#### The problem
The records below are split into lines. How many of those lines contain the string "couple"? Reply with the number only.
━━━━━━━━
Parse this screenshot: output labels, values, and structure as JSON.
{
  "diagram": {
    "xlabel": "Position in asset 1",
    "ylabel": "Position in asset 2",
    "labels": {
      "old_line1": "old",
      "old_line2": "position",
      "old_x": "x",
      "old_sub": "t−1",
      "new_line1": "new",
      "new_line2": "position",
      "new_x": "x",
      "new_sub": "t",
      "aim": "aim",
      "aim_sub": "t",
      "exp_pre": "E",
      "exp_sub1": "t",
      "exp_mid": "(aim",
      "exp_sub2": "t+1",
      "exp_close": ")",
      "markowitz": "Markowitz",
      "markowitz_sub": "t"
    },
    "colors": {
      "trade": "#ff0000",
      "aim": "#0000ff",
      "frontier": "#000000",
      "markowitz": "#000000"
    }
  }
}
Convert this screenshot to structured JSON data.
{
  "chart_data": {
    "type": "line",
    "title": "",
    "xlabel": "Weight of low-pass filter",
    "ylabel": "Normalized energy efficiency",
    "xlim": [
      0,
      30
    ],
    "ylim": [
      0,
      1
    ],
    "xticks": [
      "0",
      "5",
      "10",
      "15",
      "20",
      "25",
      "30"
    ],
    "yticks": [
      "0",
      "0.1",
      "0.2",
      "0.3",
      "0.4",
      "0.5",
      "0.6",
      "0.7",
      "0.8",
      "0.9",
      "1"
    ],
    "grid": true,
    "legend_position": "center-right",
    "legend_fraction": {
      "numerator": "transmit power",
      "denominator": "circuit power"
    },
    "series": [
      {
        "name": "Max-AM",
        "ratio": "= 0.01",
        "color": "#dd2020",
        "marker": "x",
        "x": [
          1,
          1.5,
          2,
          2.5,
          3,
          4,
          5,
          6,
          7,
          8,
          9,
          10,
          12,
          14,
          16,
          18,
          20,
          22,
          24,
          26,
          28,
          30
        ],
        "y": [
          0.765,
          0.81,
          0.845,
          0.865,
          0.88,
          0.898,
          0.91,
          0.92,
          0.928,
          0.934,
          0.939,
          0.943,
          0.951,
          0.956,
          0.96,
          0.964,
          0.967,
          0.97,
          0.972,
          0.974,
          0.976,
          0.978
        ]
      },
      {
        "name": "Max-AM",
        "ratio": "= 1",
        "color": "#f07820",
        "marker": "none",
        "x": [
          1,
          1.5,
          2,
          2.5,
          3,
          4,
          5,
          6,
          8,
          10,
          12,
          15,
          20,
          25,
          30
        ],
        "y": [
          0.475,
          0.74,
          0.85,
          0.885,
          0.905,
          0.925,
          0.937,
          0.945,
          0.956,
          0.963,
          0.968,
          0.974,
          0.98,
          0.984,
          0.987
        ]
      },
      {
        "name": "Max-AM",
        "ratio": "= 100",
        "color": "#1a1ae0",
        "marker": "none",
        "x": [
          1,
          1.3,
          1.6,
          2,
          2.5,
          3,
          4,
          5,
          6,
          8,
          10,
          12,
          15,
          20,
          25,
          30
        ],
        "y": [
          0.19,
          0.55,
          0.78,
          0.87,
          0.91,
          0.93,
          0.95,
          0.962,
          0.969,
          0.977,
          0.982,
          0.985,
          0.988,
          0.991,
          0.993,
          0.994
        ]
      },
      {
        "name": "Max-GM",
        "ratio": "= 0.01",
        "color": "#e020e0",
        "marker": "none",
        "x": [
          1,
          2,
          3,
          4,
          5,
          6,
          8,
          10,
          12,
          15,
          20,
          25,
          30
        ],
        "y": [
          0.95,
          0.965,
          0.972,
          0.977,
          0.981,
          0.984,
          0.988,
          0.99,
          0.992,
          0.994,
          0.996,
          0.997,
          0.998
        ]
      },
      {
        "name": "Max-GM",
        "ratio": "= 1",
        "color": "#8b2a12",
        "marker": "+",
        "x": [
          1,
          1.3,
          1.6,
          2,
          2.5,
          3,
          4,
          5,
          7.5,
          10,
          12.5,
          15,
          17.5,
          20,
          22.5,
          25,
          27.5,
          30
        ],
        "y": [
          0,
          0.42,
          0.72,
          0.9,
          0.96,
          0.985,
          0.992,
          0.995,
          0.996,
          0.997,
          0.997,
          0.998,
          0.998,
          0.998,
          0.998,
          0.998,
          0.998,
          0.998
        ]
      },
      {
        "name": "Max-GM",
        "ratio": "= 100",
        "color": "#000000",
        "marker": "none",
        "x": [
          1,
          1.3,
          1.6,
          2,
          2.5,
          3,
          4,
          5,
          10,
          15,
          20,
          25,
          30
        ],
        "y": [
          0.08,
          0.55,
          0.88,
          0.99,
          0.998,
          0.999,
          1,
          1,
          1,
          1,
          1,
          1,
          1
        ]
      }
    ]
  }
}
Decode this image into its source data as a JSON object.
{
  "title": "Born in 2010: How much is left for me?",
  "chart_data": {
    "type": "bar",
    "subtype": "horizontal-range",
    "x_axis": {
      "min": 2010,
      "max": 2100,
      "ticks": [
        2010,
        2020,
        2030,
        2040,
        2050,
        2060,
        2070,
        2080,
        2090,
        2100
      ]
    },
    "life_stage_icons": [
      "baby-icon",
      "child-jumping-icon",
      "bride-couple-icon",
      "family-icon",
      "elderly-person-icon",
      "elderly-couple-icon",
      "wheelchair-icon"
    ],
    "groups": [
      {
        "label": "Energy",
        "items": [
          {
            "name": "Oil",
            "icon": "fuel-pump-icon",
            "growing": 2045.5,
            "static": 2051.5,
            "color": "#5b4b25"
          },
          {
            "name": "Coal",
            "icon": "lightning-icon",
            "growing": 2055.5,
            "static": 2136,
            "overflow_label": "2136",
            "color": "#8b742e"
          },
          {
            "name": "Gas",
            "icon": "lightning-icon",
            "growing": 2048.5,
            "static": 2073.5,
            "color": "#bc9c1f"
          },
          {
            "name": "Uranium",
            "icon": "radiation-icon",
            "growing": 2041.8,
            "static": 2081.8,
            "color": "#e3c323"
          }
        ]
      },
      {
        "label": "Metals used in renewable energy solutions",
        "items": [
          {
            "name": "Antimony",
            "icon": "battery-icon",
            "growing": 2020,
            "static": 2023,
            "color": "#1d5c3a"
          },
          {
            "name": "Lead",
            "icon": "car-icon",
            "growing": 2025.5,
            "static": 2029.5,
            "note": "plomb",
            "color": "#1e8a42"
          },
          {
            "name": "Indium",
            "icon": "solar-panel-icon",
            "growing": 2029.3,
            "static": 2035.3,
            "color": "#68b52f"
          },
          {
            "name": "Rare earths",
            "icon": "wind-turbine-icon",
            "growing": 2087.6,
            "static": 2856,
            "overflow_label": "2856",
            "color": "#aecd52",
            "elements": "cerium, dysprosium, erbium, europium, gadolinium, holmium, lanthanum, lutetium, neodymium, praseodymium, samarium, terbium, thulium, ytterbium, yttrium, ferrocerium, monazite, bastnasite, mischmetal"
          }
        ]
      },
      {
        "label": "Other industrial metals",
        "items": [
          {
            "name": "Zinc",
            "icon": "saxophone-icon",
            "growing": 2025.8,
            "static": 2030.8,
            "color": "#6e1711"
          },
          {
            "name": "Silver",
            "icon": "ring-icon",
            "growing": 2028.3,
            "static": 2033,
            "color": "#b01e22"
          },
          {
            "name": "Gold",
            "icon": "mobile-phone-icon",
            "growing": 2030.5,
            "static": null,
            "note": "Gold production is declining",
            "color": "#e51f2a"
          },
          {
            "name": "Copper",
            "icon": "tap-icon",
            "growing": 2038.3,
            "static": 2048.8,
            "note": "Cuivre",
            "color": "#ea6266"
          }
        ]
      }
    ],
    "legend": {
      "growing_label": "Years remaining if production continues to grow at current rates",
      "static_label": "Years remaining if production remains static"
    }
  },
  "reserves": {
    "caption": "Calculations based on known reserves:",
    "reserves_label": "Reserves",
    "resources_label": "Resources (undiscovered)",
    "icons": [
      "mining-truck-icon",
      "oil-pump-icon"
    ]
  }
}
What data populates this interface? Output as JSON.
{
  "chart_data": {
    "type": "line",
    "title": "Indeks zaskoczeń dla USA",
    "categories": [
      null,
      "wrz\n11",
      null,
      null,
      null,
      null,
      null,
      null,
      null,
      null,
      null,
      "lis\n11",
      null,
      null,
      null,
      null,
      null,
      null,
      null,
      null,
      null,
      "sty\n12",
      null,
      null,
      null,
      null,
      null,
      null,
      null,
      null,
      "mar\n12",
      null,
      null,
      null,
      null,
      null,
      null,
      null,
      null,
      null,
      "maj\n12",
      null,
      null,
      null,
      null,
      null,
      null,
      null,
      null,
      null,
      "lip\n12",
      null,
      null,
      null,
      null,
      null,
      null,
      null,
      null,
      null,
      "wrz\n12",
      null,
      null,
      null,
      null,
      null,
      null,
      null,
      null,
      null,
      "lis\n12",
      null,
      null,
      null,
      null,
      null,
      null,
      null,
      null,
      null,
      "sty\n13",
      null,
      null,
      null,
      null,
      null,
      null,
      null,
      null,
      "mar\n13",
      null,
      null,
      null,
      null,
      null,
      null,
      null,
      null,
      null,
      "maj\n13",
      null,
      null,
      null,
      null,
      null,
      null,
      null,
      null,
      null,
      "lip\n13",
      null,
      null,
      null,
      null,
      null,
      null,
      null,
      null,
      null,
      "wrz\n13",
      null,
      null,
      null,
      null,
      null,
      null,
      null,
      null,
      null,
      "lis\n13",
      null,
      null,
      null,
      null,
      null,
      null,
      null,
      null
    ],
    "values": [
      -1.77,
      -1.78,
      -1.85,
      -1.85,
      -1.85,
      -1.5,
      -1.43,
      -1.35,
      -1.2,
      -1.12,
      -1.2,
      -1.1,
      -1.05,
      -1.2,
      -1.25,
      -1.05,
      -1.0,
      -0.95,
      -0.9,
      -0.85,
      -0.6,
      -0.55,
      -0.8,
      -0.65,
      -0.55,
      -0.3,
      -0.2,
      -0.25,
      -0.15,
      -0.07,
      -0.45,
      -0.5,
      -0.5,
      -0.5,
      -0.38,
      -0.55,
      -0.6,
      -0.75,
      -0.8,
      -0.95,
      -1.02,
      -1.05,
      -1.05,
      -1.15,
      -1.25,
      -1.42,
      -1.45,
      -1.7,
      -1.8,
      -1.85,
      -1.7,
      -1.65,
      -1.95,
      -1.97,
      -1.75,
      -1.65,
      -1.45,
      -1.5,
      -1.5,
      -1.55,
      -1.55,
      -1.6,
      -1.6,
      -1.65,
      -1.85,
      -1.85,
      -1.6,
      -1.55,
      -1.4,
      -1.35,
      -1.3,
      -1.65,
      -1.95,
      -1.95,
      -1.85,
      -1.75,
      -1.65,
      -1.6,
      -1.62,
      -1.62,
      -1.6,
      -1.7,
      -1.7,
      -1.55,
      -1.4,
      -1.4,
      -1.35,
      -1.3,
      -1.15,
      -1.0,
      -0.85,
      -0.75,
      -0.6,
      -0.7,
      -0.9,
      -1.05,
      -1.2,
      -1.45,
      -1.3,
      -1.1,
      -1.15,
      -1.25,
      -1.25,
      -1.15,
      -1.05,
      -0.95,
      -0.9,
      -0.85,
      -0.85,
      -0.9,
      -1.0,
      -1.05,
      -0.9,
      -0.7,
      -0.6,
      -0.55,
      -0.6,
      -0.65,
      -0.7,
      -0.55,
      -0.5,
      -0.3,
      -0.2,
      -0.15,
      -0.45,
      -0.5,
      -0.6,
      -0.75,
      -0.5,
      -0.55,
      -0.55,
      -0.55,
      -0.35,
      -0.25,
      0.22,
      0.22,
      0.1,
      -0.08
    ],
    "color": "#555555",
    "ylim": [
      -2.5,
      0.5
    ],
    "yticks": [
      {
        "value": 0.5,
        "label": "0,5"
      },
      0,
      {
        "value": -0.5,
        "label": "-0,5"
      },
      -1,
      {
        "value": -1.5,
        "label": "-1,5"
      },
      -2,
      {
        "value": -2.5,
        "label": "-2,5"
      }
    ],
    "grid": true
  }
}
━━━━━━━━
#### The response
2